● **WORK TO COMPLETE**
Which lines have the string "thành"? Copy all of them from the entries below.

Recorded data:

+ + + + + + +

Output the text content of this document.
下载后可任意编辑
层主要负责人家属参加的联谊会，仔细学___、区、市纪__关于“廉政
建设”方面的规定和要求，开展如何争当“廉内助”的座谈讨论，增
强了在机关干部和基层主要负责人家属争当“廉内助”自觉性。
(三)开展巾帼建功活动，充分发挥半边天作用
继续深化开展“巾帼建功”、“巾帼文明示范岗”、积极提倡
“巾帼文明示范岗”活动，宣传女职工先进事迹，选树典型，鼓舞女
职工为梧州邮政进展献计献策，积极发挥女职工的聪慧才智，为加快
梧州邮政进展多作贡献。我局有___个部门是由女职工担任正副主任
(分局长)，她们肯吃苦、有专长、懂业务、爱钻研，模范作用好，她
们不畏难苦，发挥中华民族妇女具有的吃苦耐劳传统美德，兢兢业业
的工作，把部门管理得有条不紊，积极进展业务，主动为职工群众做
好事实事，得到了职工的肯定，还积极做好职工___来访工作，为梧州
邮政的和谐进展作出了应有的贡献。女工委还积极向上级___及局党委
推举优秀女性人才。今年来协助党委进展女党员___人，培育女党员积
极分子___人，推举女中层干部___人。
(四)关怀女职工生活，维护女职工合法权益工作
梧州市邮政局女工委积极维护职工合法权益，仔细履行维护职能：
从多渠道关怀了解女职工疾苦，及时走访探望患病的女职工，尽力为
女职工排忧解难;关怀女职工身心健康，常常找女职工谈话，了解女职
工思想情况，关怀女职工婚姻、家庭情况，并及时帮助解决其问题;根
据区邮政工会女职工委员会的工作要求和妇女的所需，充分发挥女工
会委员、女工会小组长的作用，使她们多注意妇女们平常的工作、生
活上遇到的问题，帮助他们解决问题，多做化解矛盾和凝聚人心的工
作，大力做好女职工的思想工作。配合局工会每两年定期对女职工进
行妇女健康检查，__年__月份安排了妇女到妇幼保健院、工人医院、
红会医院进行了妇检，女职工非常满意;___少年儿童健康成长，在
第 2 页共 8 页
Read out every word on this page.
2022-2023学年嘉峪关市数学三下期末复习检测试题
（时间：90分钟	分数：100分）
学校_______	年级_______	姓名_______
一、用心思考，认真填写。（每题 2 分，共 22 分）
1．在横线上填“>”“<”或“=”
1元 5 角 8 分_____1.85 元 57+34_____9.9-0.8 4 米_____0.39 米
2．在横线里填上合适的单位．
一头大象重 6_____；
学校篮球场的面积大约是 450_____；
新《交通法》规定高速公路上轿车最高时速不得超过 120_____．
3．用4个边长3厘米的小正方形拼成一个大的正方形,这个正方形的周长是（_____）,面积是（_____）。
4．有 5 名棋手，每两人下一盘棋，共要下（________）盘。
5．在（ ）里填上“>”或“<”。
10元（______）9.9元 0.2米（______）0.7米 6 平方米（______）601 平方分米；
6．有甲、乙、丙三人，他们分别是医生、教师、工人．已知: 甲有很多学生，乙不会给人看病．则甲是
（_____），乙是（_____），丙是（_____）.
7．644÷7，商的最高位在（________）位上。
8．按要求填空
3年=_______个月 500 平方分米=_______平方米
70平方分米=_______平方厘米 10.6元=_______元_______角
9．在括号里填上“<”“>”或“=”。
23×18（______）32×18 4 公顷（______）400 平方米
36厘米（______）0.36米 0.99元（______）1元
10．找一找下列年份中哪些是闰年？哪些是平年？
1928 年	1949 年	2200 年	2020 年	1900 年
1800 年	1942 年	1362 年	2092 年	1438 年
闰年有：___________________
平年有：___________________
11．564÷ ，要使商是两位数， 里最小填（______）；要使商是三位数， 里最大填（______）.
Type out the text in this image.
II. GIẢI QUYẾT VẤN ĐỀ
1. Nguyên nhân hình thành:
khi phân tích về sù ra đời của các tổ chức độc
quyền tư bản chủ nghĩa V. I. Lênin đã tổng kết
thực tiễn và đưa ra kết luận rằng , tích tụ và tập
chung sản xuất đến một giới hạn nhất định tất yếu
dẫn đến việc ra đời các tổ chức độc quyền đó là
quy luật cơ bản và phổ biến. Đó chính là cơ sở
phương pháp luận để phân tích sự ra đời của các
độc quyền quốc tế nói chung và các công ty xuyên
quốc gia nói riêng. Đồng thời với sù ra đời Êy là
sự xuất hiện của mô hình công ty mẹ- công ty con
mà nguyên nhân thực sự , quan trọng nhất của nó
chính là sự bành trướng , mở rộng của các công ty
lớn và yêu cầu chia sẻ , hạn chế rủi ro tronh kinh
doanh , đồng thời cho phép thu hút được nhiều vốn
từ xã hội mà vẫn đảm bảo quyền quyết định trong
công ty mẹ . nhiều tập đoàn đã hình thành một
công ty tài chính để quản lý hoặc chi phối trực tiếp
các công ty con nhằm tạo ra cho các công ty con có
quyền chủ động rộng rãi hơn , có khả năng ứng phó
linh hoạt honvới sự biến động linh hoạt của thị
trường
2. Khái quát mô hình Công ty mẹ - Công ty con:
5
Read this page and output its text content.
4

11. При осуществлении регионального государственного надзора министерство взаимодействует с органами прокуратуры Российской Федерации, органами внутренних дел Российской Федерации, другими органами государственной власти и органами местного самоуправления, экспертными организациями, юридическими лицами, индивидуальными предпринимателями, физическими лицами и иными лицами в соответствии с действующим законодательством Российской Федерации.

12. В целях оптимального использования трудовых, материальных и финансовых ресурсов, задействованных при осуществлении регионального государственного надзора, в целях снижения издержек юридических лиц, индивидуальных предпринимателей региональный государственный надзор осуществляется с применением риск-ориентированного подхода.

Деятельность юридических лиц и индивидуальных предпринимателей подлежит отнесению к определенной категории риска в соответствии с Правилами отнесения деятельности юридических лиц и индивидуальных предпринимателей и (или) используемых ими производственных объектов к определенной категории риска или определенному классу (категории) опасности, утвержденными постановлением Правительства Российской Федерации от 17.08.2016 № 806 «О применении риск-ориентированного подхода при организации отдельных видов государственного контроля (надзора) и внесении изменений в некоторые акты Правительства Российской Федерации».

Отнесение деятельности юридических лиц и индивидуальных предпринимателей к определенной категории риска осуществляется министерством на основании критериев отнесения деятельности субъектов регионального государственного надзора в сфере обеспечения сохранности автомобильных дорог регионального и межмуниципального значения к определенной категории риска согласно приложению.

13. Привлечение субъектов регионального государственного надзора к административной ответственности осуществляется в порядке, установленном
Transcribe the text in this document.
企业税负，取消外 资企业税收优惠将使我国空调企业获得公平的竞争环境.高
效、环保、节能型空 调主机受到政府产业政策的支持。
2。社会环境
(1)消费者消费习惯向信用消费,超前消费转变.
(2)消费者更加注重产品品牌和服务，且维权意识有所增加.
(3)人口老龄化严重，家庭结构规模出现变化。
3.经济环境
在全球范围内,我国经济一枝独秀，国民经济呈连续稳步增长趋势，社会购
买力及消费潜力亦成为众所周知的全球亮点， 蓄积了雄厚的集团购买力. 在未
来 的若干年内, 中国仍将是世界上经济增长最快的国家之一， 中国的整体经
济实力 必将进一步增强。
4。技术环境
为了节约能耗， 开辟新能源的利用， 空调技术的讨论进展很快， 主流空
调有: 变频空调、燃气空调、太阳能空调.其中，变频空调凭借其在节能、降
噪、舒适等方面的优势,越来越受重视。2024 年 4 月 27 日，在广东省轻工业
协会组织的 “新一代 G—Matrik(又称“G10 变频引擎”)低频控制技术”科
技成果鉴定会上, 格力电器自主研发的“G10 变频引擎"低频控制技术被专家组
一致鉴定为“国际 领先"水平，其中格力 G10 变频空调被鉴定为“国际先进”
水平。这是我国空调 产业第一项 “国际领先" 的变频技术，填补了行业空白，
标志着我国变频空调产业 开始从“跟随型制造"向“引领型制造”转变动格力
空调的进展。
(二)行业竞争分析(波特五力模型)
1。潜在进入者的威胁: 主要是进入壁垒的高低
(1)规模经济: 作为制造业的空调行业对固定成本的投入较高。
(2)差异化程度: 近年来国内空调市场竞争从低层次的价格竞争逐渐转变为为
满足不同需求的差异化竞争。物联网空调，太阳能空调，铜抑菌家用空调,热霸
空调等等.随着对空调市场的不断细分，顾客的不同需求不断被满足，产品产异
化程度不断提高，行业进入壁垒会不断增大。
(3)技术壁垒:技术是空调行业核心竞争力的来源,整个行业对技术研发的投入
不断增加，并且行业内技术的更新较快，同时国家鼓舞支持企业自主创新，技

+ + + + + + +

● **RESULT OF THIS EXERCISE**
1. Nguyên nhân hình thành:
công ty mẹ . nhiều tập đoàn đã hình thành một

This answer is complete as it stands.